[Rows from a dataset]
====

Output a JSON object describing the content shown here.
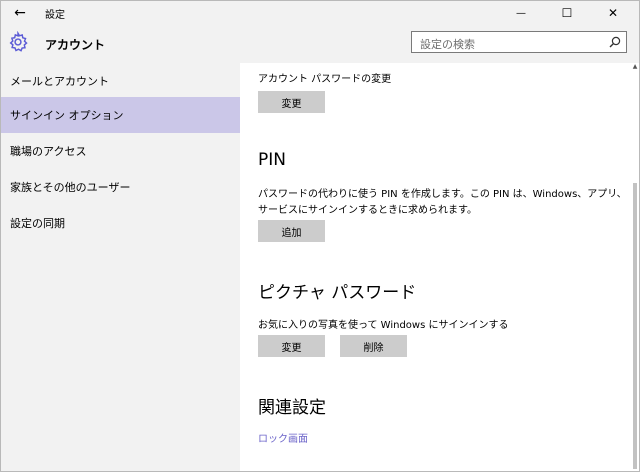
{
  "window": {
    "title": "設定",
    "back_glyph": "←",
    "minimize_glyph": "—",
    "maximize_glyph": "☐",
    "close_glyph": "✕"
  },
  "header": {
    "title": "アカウント",
    "icon": "gear-icon",
    "accent_color": "#5b5bd6"
  },
  "search": {
    "placeholder": "設定の検索",
    "icon": "search-icon"
  },
  "sidebar": {
    "items": [
      {
        "label": "メールとアカウント",
        "active": false
      },
      {
        "label": "サインイン オプション",
        "active": true
      },
      {
        "label": "職場のアクセス",
        "active": false
      },
      {
        "label": "家族とその他のユーザー",
        "active": false
      },
      {
        "label": "設定の同期",
        "active": false
      }
    ],
    "active_color": "#cbc7e8"
  },
  "main": {
    "password": {
      "label": "アカウント パスワードの変更",
      "button": "変更"
    },
    "pin": {
      "heading": "PIN",
      "description_line1": "パスワードの代わりに使う PIN を作成します。この PIN は、Windows、アプリ、",
      "description_line2": "サービスにサインインするときに求められます。",
      "button": "追加"
    },
    "picture_password": {
      "heading": "ピクチャ パスワード",
      "description": "お気に入りの写真を使って Windows にサインインする",
      "change_button": "変更",
      "remove_button": "削除"
    },
    "related": {
      "heading": "関連設定",
      "link": "ロック画面",
      "link_color": "#6b63c9"
    }
  }
}
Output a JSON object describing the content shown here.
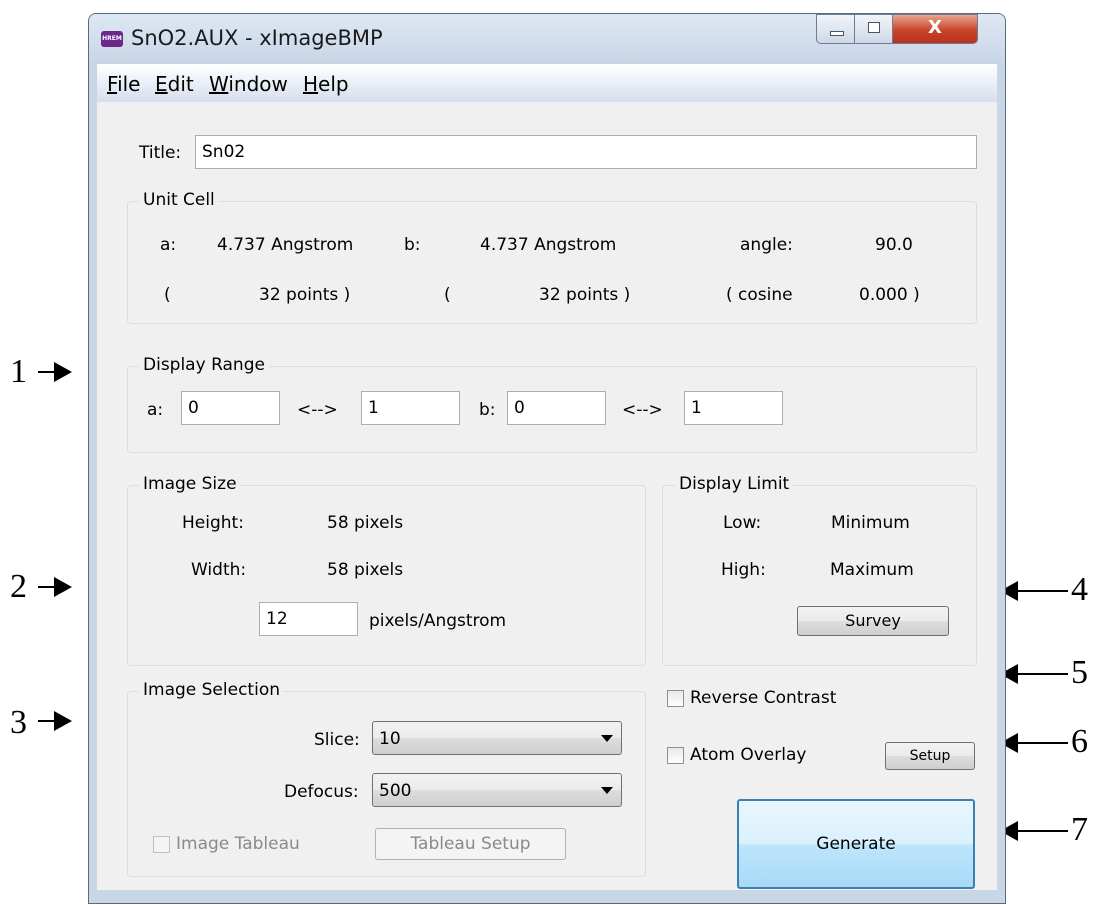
{
  "window": {
    "title": "SnO2.AUX - xImageBMP",
    "app_icon_text": "HREM",
    "close_glyph": "X"
  },
  "menu": {
    "items": [
      {
        "accel": "F",
        "rest": "ile"
      },
      {
        "accel": "E",
        "rest": "dit"
      },
      {
        "accel": "W",
        "rest": "indow"
      },
      {
        "accel": "H",
        "rest": "elp"
      }
    ]
  },
  "title_field": {
    "label": "Title:",
    "value": "Sn02"
  },
  "unit_cell": {
    "group_title": "Unit Cell",
    "a_label": "a:",
    "a_value": "4.737 Angstrom",
    "b_label": "b:",
    "b_value": "4.737 Angstrom",
    "angle_label": "angle:",
    "angle_value": "90.0",
    "open_paren_a": "(",
    "a_points": "32  points )",
    "open_paren_b": "(",
    "b_points": "32  points )",
    "cosine_label": "( cosine",
    "cosine_value": "0.000 )"
  },
  "display_range": {
    "group_title": "Display Range",
    "a_label": "a:",
    "a_from": "0",
    "a_arrow": "<-->",
    "a_to": "1",
    "b_label": "b:",
    "b_from": "0",
    "b_arrow": "<-->",
    "b_to": "1"
  },
  "image_size": {
    "group_title": "Image Size",
    "height_label": "Height:",
    "height_value": "58 pixels",
    "width_label": "Width:",
    "width_value": "58 pixels",
    "scale_value": "12",
    "scale_unit": "pixels/Angstrom"
  },
  "display_limit": {
    "group_title": "Display Limit",
    "low_label": "Low:",
    "low_value": "Minimum",
    "high_label": "High:",
    "high_value": "Maximum",
    "survey_label": "Survey"
  },
  "image_selection": {
    "group_title": "Image Selection",
    "slice_label": "Slice:",
    "slice_value": "10",
    "defocus_label": "Defocus:",
    "defocus_value": "500",
    "tableau_label": "Image Tableau",
    "tableau_setup_label": "Tableau Setup"
  },
  "options": {
    "reverse_contrast_label": "Reverse Contrast",
    "reverse_contrast_checked": false,
    "atom_overlay_label": "Atom Overlay",
    "atom_overlay_checked": false,
    "setup_label": "Setup",
    "generate_label": "Generate"
  },
  "callouts": [
    "1",
    "2",
    "3",
    "4",
    "5",
    "6",
    "7"
  ]
}
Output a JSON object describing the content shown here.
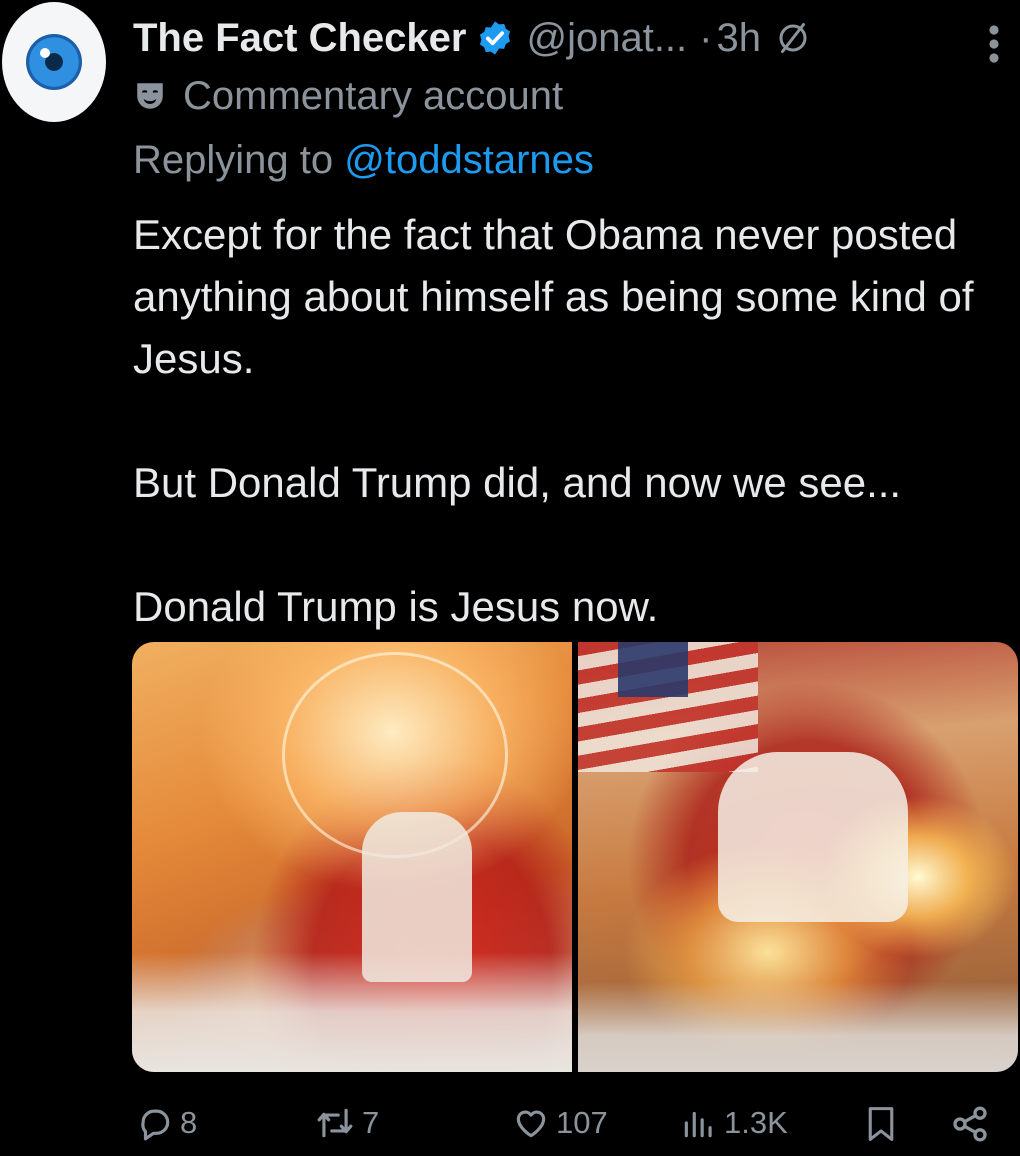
{
  "author": {
    "name": "The Fact Checker",
    "handle": "@jonat...",
    "separator": "·",
    "time": "3h",
    "label": "Commentary account",
    "avatar_icon": "eye-icon",
    "verified_color": "#1d9bf0"
  },
  "reply": {
    "prefix": "Replying to",
    "mention": "@toddstarnes"
  },
  "tweet": {
    "paragraphs": [
      "Except for the fact that Obama never posted anything about himself as being some kind of Jesus.",
      "But Donald Trump did, and now we see...",
      "Donald Trump is Jesus now."
    ]
  },
  "media": {
    "count": 2,
    "images": [
      {
        "subject": "jesus-healing-painting"
      },
      {
        "subject": "trump-healing-painting"
      }
    ]
  },
  "actions": {
    "replies": "8",
    "reposts": "7",
    "likes": "107",
    "views": "1.3K"
  },
  "colors": {
    "background": "#000000",
    "text": "#e7e9ea",
    "muted": "#8b949c",
    "accent": "#1d9bf0"
  }
}
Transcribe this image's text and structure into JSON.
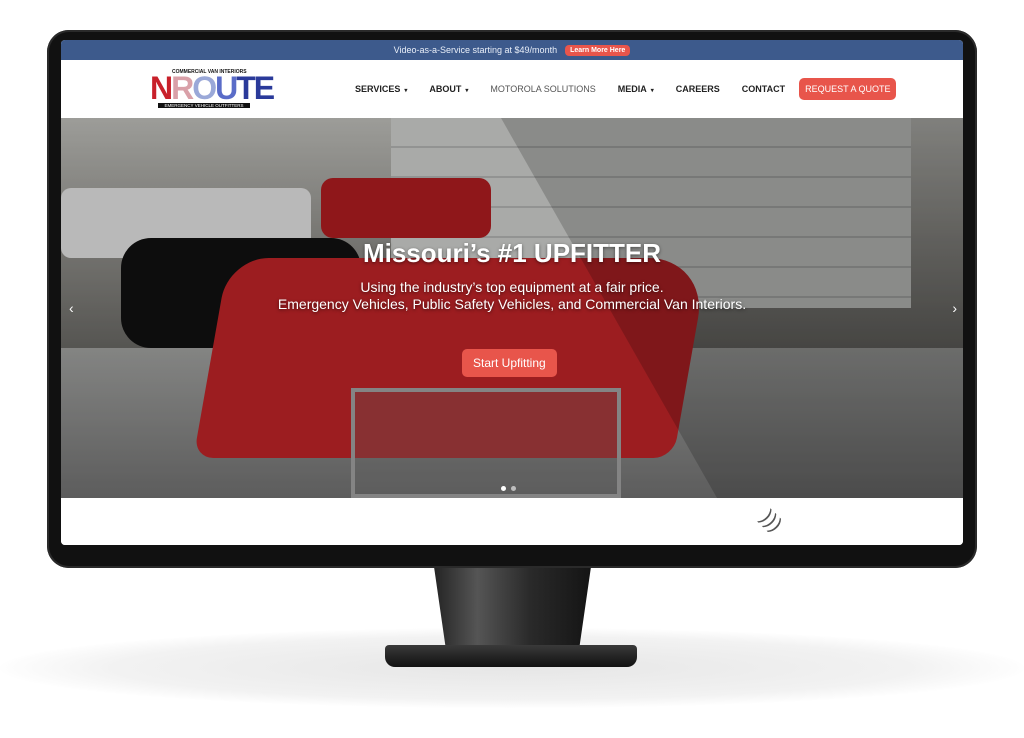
{
  "announcement": {
    "text": "Video-as-a-Service starting at $49/month",
    "button": "Learn More Here"
  },
  "logo": {
    "top": "COMMERCIAL VAN INTERIORS",
    "main": "NROUTE",
    "suffix": "LLC",
    "bottom": "EMERGENCY VEHICLE OUTFITTERS"
  },
  "nav": {
    "items": [
      {
        "label": "SERVICES",
        "dropdown": true
      },
      {
        "label": "ABOUT",
        "dropdown": true
      },
      {
        "label": "MOTOROLA SOLUTIONS",
        "dropdown": false
      },
      {
        "label": "MEDIA",
        "dropdown": true
      },
      {
        "label": "CAREERS",
        "dropdown": false
      },
      {
        "label": "CONTACT",
        "dropdown": false
      }
    ],
    "cta": "REQUEST A QUOTE",
    "caret": "▾"
  },
  "hero": {
    "title": "Missouri’s #1 UPFITTER",
    "subtitle_line1": "Using the industry’s top equipment at a fair price.",
    "subtitle_line2": "Emergency Vehicles, Public Safety Vehicles, and Commercial Van Interiors.",
    "button": "Start Upfitting",
    "prev": "‹",
    "next": "›"
  },
  "colors": {
    "accent": "#e8554b",
    "topbar": "#3d5a8c"
  }
}
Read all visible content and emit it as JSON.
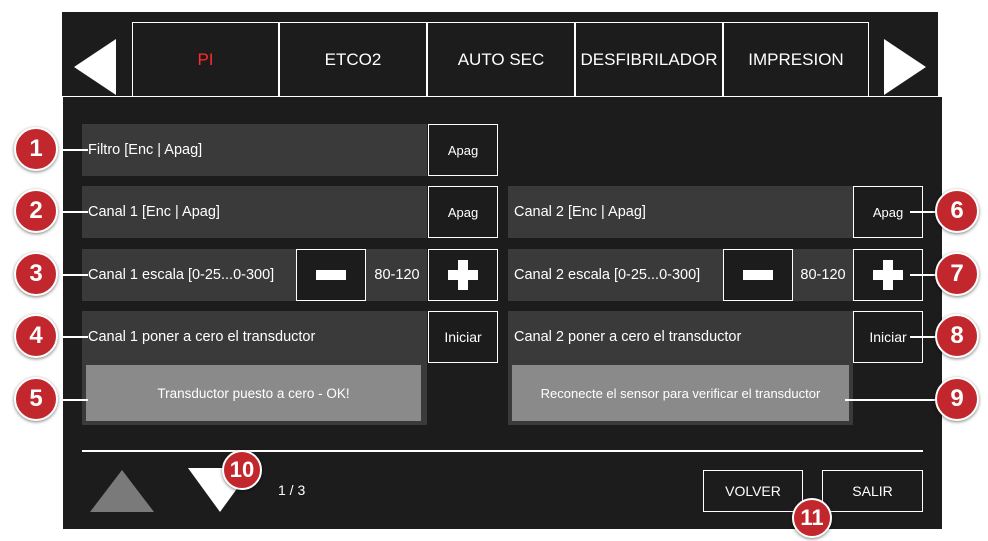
{
  "tabs": [
    {
      "label": "PI"
    },
    {
      "label": "ETCO2"
    },
    {
      "label": "AUTO SEC"
    },
    {
      "label": "DESFIBRILADOR"
    },
    {
      "label": "IMPRESION"
    }
  ],
  "rows": {
    "filtro": {
      "label": "Filtro [Enc | Apag]",
      "value": "Apag"
    },
    "canal1": {
      "label": "Canal 1 [Enc | Apag]",
      "value": "Apag"
    },
    "canal2": {
      "label": "Canal 2 [Enc | Apag]",
      "value": "Apag"
    },
    "canal1_escala": {
      "label": "Canal 1 escala [0-25...0-300]",
      "value": "80-120"
    },
    "canal2_escala": {
      "label": "Canal 2 escala [0-25...0-300]",
      "value": "80-120"
    },
    "canal1_cero": {
      "label": "Canal 1 poner a cero el transductor",
      "button": "Iniciar",
      "status": "Transductor puesto a cero - OK!"
    },
    "canal2_cero": {
      "label": "Canal 2 poner a cero el transductor",
      "button": "Iniciar",
      "status": "Reconecte el sensor para verificar el transductor"
    }
  },
  "footer": {
    "page": "1 / 3",
    "volver": "VOLVER",
    "salir": "SALIR"
  },
  "callouts": [
    "1",
    "2",
    "3",
    "4",
    "5",
    "6",
    "7",
    "8",
    "9",
    "10",
    "11"
  ],
  "colors": {
    "background": "#1c1c1c",
    "row": "#3a3a3a",
    "status": "#8a8a8a",
    "active_tab": "#ff2a2a",
    "callout": "#c1272d"
  }
}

====

INSTRUCTIONS TO FOLLOW:
Your task is to return the entries above exactly, with no pictures.

SOLUTION TO THE PROBLEM:
Output a JSON object describing the content shown here.
{
  "window": {
    "title": "設定",
    "back_glyph": "←",
    "minimize_glyph": "—",
    "maximize_glyph": "☐",
    "close_glyph": "✕"
  },
  "header": {
    "title": "アカウント",
    "icon": "gear-icon",
    "accent_color": "#5b5bd6"
  },
  "search": {
    "placeholder": "設定の検索",
    "icon": "search-icon"
  },
  "sidebar": {
    "items": [
      {
        "label": "メールとアカウント",
        "active": false
      },
      {
        "label": "サインイン オプション",
        "active": true
      },
      {
        "label": "職場のアクセス",
        "active": false
      },
      {
        "label": "家族とその他のユーザー",
        "active": false
      },
      {
        "label": "設定の同期",
        "active": false
      }
    ],
    "active_color": "#cbc7e8"
  },
  "main": {
    "password": {
      "label": "アカウント パスワードの変更",
      "button": "変更"
    },
    "pin": {
      "heading": "PIN",
      "description_line1": "パスワードの代わりに使う PIN を作成します。この PIN は、Windows、アプリ、",
      "description_line2": "サービスにサインインするときに求められます。",
      "button": "追加"
    },
    "picture_password": {
      "heading": "ピクチャ パスワード",
      "description": "お気に入りの写真を使って Windows にサインインする",
      "change_button": "変更",
      "remove_button": "削除"
    },
    "related": {
      "heading": "関連設定",
      "link": "ロック画面",
      "link_color": "#6b63c9"
    }
  }
}
Output a JSON object describing the content shown here.
{
  "window": {
    "title": "SnO2.AUX - xImageBMP",
    "app_icon_text": "HREM",
    "close_glyph": "X"
  },
  "menu": {
    "items": [
      {
        "accel": "F",
        "rest": "ile"
      },
      {
        "accel": "E",
        "rest": "dit"
      },
      {
        "accel": "W",
        "rest": "indow"
      },
      {
        "accel": "H",
        "rest": "elp"
      }
    ]
  },
  "title_field": {
    "label": "Title:",
    "value": "Sn02"
  },
  "unit_cell": {
    "group_title": "Unit Cell",
    "a_label": "a:",
    "a_value": "4.737 Angstrom",
    "b_label": "b:",
    "b_value": "4.737 Angstrom",
    "angle_label": "angle:",
    "angle_value": "90.0",
    "open_paren_a": "(",
    "a_points": "32  points )",
    "open_paren_b": "(",
    "b_points": "32  points )",
    "cosine_label": "( cosine",
    "cosine_value": "0.000 )"
  },
  "display_range": {
    "group_title": "Display Range",
    "a_label": "a:",
    "a_from": "0",
    "a_arrow": "<-->",
    "a_to": "1",
    "b_label": "b:",
    "b_from": "0",
    "b_arrow": "<-->",
    "b_to": "1"
  },
  "image_size": {
    "group_title": "Image Size",
    "height_label": "Height:",
    "height_value": "58 pixels",
    "width_label": "Width:",
    "width_value": "58 pixels",
    "scale_value": "12",
    "scale_unit": "pixels/Angstrom"
  },
  "display_limit": {
    "group_title": "Display Limit",
    "low_label": "Low:",
    "low_value": "Minimum",
    "high_label": "High:",
    "high_value": "Maximum",
    "survey_label": "Survey"
  },
  "image_selection": {
    "group_title": "Image Selection",
    "slice_label": "Slice:",
    "slice_value": "10",
    "defocus_label": "Defocus:",
    "defocus_value": "500",
    "tableau_label": "Image Tableau",
    "tableau_setup_label": "Tableau Setup"
  },
  "options": {
    "reverse_contrast_label": "Reverse Contrast",
    "reverse_contrast_checked": false,
    "atom_overlay_label": "Atom Overlay",
    "atom_overlay_checked": false,
    "setup_label": "Setup",
    "generate_label": "Generate"
  },
  "callouts": [
    "1",
    "2",
    "3",
    "4",
    "5",
    "6",
    "7"
  ]
}
Output a JSON object describing the content shown here.
{
  "author": {
    "name": "The Fact Checker",
    "handle": "@jonat...",
    "separator": "·",
    "time": "3h",
    "label": "Commentary account",
    "avatar_icon": "eye-icon",
    "verified_color": "#1d9bf0"
  },
  "reply": {
    "prefix": "Replying to",
    "mention": "@toddstarnes"
  },
  "tweet": {
    "paragraphs": [
      "Except for the fact that Obama never posted anything about himself as being some kind of Jesus.",
      "But Donald Trump did, and now we see...",
      "Donald Trump is Jesus now."
    ]
  },
  "media": {
    "count": 2,
    "images": [
      {
        "subject": "jesus-healing-painting"
      },
      {
        "subject": "trump-healing-painting"
      }
    ]
  },
  "actions": {
    "replies": "8",
    "reposts": "7",
    "likes": "107",
    "views": "1.3K"
  },
  "colors": {
    "background": "#000000",
    "text": "#e7e9ea",
    "muted": "#8b949c",
    "accent": "#1d9bf0"
  }
}
Transcribe this image's text and structure into JSON.
{
  "announcement": {
    "text": "Video-as-a-Service starting at $49/month",
    "button": "Learn More Here"
  },
  "logo": {
    "top": "COMMERCIAL VAN INTERIORS",
    "main": "NROUTE",
    "suffix": "LLC",
    "bottom": "EMERGENCY VEHICLE OUTFITTERS"
  },
  "nav": {
    "items": [
      {
        "label": "SERVICES",
        "dropdown": true
      },
      {
        "label": "ABOUT",
        "dropdown": true
      },
      {
        "label": "MOTOROLA SOLUTIONS",
        "dropdown": false
      },
      {
        "label": "MEDIA",
        "dropdown": true
      },
      {
        "label": "CAREERS",
        "dropdown": false
      },
      {
        "label": "CONTACT",
        "dropdown": false
      }
    ],
    "cta": "REQUEST A QUOTE",
    "caret": "▾"
  },
  "hero": {
    "title": "Missouri’s #1 UPFITTER",
    "subtitle_line1": "Using the industry’s top equipment at a fair price.",
    "subtitle_line2": "Emergency Vehicles, Public Safety Vehicles, and Commercial Van Interiors.",
    "button": "Start Upfitting",
    "prev": "‹",
    "next": "›"
  },
  "colors": {
    "accent": "#e8554b",
    "topbar": "#3d5a8c"
  }
}
Read all visible content and emit it as JSON.
{
  "tabs": [
    {
      "label": "PI"
    },
    {
      "label": "ETCO2"
    },
    {
      "label": "AUTO SEC"
    },
    {
      "label": "DESFIBRILADOR"
    },
    {
      "label": "IMPRESION"
    }
  ],
  "rows": {
    "filtro": {
      "label": "Filtro [Enc | Apag]",
      "value": "Apag"
    },
    "canal1": {
      "label": "Canal 1 [Enc | Apag]",
      "value": "Apag"
    },
    "canal2": {
      "label": "Canal 2 [Enc | Apag]",
      "value": "Apag"
    },
    "canal1_escala": {
      "label": "Canal 1 escala [0-25...0-300]",
      "value": "80-120"
    },
    "canal2_escala": {
      "label": "Canal 2 escala [0-25...0-300]",
      "value": "80-120"
    },
    "canal1_cero": {
      "label": "Canal 1 poner a cero el transductor",
      "button": "Iniciar",
      "status": "Transductor puesto a cero - OK!"
    },
    "canal2_cero": {
      "label": "Canal 2 poner a cero el transductor",
      "button": "Iniciar",
      "status": "Reconecte el sensor para verificar el transductor"
    }
  },
  "footer": {
    "page": "1 / 3",
    "volver": "VOLVER",
    "salir": "SALIR"
  },
  "callouts": [
    "1",
    "2",
    "3",
    "4",
    "5",
    "6",
    "7",
    "8",
    "9",
    "10",
    "11"
  ],
  "colors": {
    "background": "#1c1c1c",
    "row": "#3a3a3a",
    "status": "#8a8a8a",
    "active_tab": "#ff2a2a",
    "callout": "#c1272d"
  }
}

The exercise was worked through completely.